▶ **Records contained in a dataset**:

▼

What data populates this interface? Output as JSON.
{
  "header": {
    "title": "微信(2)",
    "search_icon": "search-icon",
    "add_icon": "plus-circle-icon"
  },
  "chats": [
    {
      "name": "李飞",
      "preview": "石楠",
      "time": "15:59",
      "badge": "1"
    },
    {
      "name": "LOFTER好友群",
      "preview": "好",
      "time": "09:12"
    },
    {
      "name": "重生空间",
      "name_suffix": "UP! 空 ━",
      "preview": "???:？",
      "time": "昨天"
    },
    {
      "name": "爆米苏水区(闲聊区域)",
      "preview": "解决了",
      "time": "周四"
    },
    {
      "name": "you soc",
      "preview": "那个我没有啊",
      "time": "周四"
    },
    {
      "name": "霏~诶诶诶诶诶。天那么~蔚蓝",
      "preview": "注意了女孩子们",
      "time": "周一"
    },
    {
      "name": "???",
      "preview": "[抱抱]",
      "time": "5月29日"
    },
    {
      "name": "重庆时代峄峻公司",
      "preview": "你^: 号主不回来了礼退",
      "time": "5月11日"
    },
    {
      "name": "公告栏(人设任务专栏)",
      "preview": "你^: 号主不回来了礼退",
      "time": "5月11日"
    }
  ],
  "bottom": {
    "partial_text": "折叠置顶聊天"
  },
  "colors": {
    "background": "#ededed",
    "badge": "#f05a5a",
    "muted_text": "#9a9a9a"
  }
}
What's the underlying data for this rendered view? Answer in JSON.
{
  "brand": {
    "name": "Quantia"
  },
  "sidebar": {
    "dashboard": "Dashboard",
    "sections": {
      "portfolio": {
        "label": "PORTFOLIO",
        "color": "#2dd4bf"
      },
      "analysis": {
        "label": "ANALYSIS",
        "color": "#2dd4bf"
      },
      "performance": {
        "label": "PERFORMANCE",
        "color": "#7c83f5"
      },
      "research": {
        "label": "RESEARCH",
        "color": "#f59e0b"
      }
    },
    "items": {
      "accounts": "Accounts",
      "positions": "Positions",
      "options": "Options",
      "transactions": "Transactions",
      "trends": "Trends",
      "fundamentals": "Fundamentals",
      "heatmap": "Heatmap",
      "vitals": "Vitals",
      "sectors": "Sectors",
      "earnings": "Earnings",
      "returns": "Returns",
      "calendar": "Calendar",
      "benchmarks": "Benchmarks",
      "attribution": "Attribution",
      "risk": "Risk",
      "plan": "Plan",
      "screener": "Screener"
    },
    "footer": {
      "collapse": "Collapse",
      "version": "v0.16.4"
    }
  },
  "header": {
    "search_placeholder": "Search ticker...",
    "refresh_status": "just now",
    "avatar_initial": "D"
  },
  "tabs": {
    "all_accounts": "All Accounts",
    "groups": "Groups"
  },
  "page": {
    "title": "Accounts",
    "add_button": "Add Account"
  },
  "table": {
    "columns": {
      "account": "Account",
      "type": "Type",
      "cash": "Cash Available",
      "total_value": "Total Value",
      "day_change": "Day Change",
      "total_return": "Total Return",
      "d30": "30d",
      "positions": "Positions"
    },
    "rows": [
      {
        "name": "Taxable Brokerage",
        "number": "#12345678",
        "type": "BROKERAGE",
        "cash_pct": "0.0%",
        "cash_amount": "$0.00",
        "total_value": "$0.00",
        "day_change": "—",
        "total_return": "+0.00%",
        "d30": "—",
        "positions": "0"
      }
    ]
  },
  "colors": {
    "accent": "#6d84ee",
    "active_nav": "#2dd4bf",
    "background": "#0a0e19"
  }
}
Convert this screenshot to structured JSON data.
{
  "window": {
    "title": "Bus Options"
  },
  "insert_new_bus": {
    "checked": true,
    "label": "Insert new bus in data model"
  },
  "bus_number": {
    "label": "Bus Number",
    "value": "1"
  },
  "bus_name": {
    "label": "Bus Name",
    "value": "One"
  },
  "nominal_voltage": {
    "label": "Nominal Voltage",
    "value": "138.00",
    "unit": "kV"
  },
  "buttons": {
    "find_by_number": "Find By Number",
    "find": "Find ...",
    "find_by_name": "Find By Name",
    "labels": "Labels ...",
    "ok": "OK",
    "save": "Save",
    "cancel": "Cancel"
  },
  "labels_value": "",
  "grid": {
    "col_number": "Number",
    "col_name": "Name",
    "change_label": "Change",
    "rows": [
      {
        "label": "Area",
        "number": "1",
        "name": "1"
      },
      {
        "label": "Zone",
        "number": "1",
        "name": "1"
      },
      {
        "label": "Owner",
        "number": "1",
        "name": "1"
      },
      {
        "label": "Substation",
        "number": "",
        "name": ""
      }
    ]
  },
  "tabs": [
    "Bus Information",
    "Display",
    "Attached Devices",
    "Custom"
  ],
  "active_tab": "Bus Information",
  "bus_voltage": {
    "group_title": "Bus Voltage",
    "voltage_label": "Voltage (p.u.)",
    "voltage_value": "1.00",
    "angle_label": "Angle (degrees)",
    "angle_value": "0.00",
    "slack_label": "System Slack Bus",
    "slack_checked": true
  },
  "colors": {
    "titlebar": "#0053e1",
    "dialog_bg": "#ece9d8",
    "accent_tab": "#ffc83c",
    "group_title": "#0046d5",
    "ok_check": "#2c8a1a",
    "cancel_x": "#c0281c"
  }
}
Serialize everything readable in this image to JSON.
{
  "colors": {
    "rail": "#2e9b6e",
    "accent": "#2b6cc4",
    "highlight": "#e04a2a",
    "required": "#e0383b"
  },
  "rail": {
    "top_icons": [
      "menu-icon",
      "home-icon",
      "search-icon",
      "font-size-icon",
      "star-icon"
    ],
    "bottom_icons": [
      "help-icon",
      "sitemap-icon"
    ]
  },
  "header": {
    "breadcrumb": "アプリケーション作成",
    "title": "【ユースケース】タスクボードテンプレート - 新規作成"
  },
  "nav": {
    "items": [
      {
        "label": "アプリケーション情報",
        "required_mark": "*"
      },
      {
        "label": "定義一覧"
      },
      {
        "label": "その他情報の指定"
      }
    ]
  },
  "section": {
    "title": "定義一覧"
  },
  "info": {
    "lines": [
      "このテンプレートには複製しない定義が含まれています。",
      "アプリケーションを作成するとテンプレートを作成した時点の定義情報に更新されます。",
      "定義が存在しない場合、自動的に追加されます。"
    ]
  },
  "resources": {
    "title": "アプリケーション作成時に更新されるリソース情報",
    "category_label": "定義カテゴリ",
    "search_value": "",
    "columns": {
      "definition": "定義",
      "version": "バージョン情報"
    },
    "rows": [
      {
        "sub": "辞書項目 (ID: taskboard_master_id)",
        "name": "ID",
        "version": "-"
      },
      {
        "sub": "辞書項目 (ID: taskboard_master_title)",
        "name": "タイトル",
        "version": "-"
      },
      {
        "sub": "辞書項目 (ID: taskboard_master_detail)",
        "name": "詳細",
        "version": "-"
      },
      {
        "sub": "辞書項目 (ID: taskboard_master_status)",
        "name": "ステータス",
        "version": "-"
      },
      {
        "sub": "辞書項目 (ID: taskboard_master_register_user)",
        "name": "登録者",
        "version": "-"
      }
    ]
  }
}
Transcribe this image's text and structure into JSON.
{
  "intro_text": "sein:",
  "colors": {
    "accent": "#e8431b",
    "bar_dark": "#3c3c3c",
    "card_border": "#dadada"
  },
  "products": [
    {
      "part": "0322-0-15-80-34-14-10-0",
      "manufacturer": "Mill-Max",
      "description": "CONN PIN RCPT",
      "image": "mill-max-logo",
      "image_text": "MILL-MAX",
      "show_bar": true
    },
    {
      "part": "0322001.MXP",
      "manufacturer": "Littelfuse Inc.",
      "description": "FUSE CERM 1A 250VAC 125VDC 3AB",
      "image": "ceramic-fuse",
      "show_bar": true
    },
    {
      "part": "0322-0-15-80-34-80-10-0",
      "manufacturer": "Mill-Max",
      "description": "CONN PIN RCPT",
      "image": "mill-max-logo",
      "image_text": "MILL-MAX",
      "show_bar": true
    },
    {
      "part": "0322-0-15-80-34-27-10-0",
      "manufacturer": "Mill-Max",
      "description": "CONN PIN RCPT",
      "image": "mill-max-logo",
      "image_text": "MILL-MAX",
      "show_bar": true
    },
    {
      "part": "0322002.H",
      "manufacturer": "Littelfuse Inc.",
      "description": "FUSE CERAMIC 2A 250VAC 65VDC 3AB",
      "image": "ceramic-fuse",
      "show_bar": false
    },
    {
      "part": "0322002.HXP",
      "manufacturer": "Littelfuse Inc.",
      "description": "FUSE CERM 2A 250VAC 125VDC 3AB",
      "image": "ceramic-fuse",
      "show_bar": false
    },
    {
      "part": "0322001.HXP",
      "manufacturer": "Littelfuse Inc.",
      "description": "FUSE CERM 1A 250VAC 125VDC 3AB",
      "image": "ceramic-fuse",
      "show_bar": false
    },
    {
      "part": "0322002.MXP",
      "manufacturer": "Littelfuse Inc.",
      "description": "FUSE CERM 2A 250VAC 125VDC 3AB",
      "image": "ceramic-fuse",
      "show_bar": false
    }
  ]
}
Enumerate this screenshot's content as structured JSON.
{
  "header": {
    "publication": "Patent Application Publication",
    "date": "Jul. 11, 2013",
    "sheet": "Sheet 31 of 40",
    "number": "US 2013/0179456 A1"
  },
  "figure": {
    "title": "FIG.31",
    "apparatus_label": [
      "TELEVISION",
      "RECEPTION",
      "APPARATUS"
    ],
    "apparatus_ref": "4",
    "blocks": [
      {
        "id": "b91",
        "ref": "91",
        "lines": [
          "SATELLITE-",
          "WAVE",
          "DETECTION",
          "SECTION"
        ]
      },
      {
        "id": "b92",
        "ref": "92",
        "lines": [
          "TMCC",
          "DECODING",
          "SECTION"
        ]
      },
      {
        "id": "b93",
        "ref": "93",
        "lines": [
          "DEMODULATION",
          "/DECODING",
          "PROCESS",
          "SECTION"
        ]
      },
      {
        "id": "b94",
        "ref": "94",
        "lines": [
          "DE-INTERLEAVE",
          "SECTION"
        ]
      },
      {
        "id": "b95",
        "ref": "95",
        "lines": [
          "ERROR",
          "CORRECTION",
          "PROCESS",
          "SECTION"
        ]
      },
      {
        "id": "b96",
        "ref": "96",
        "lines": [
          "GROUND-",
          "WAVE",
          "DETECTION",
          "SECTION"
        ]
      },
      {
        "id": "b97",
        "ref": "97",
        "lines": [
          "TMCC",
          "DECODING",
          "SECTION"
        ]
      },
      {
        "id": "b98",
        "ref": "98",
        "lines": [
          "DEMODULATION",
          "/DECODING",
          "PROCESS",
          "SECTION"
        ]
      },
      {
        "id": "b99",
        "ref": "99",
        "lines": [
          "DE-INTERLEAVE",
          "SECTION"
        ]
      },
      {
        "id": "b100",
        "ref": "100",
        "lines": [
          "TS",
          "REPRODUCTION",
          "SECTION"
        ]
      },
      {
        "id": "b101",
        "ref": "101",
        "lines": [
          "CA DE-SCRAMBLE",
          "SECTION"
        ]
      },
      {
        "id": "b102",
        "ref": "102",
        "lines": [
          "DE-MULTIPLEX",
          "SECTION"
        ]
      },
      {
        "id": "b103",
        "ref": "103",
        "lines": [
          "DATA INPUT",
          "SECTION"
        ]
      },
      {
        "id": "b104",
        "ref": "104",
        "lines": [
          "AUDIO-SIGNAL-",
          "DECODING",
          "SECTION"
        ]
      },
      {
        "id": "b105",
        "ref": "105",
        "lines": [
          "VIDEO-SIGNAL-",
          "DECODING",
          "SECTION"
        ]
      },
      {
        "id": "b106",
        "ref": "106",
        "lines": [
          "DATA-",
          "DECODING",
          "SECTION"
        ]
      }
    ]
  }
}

▲

Report only a number: how many lines in the material above contain the string "time".

▶ **EXERCISE RESULT**: 9